Look through the data below and return each line where "Earth" appears.

════════════════

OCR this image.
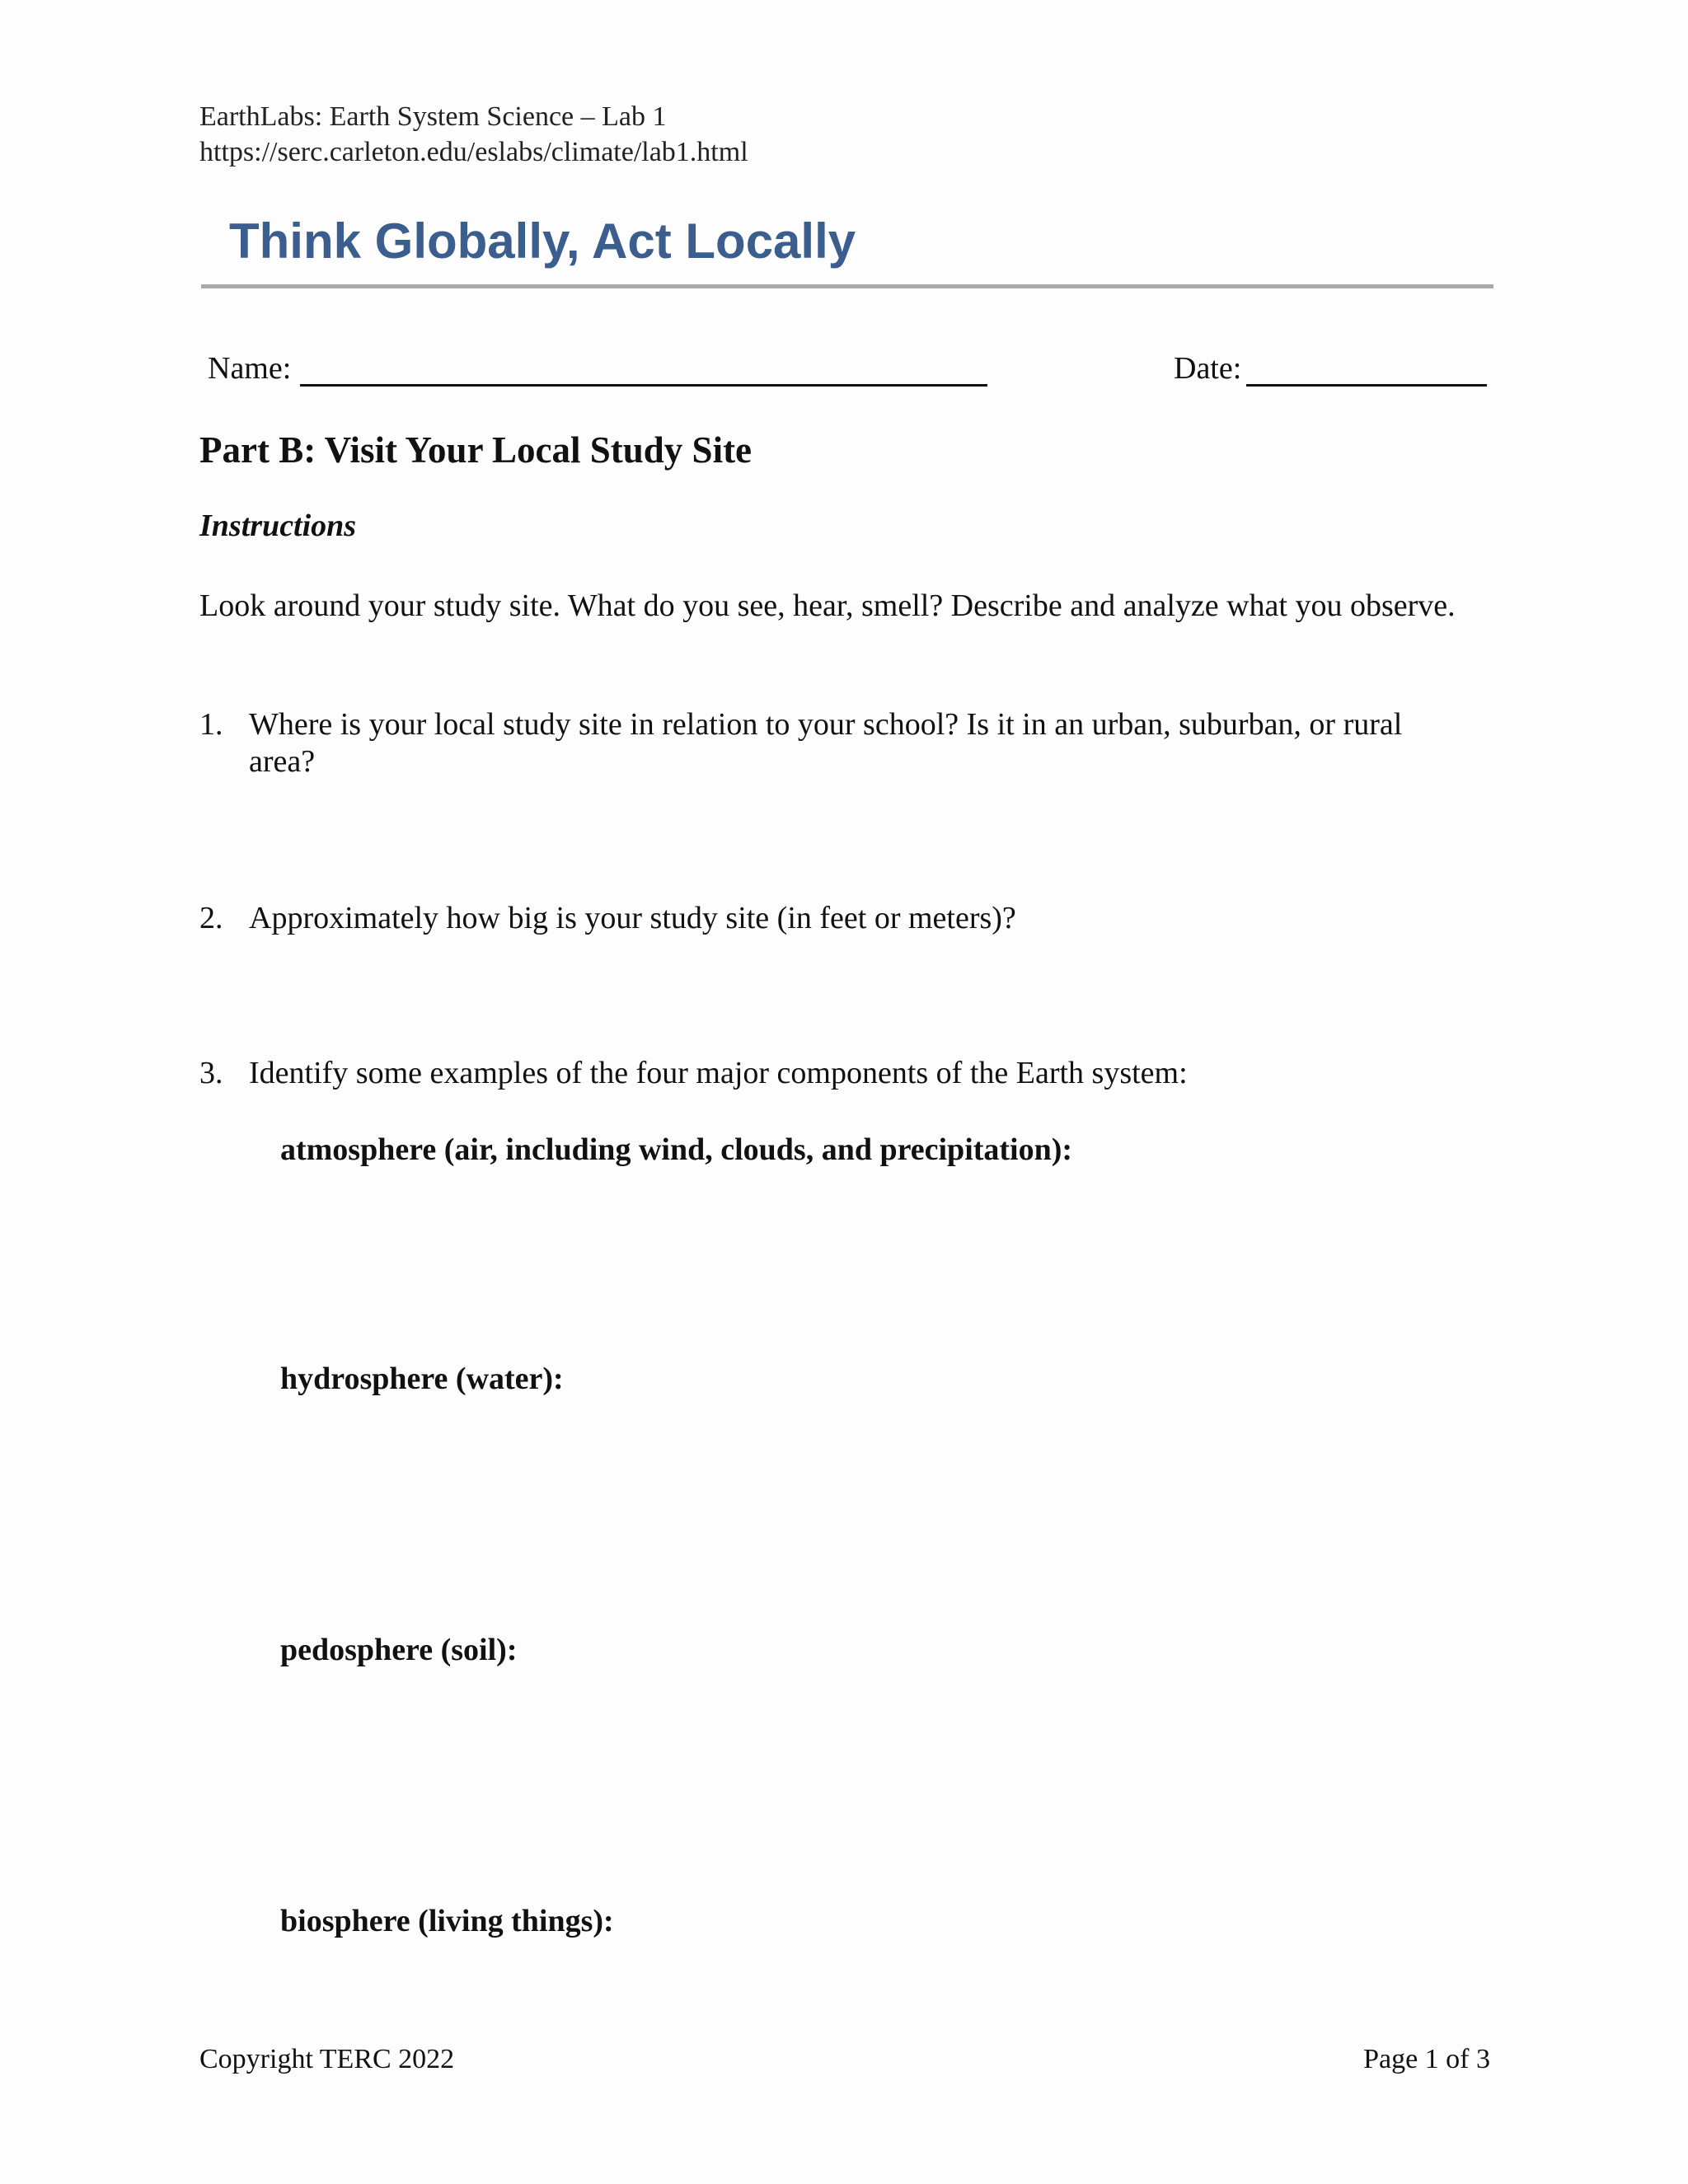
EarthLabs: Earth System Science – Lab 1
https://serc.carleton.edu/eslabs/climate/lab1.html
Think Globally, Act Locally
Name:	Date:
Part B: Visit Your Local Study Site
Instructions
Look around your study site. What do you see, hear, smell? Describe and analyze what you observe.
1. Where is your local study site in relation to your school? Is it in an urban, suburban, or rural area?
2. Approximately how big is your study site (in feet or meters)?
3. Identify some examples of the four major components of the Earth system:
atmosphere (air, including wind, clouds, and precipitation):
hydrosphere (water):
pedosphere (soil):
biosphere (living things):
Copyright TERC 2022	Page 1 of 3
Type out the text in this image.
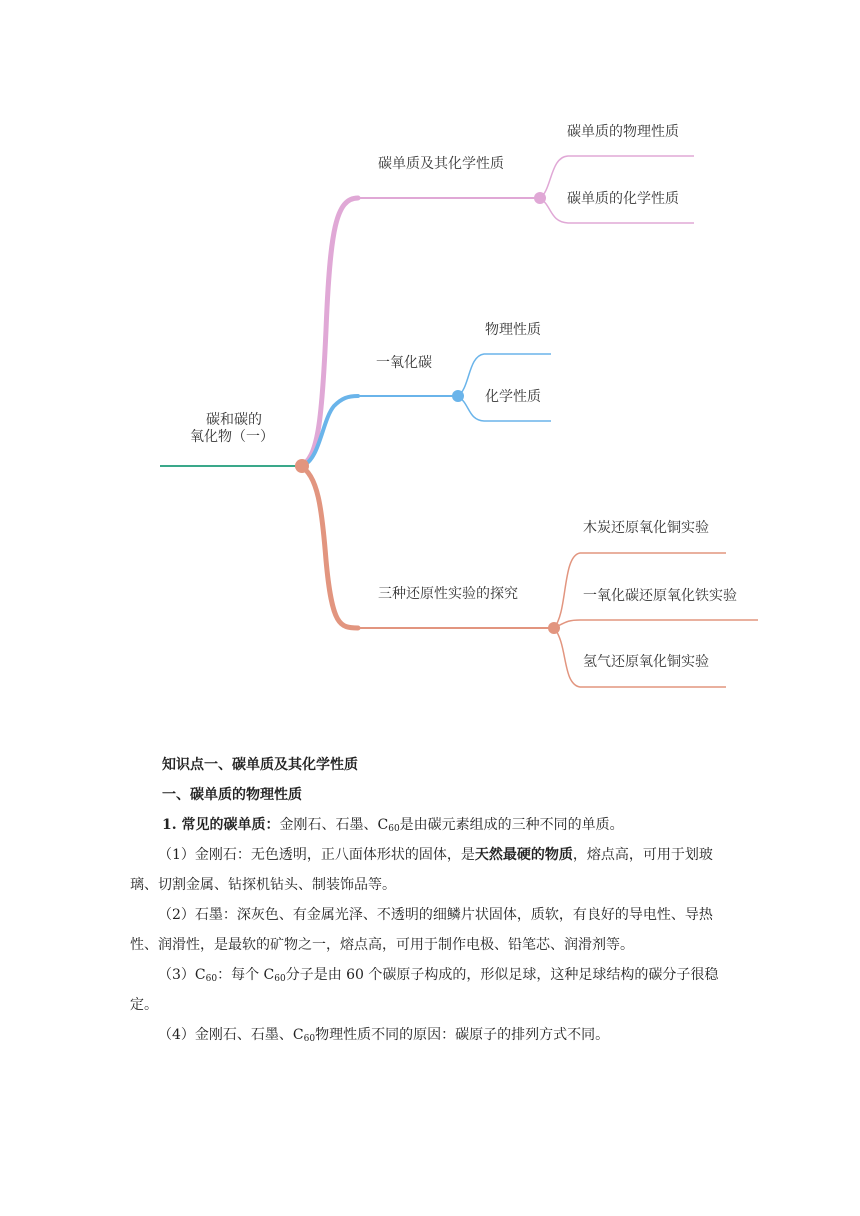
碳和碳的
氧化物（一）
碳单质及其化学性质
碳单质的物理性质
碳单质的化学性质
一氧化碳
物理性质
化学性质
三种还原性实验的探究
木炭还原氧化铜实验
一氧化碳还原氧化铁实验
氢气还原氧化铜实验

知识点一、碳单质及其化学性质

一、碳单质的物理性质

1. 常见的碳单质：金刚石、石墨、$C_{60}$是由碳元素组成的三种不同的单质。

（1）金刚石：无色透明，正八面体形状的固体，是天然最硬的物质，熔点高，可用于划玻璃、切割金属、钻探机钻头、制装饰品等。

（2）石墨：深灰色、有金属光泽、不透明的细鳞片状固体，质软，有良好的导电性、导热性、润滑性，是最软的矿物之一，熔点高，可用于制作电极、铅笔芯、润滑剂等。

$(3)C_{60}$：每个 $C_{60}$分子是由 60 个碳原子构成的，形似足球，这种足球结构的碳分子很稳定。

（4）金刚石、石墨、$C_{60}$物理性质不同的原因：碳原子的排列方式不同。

════════════════

#### RESPONSE
EarthLabs: Earth System Science – Lab 1
3. Identify some examples of the four major components of the Earth system:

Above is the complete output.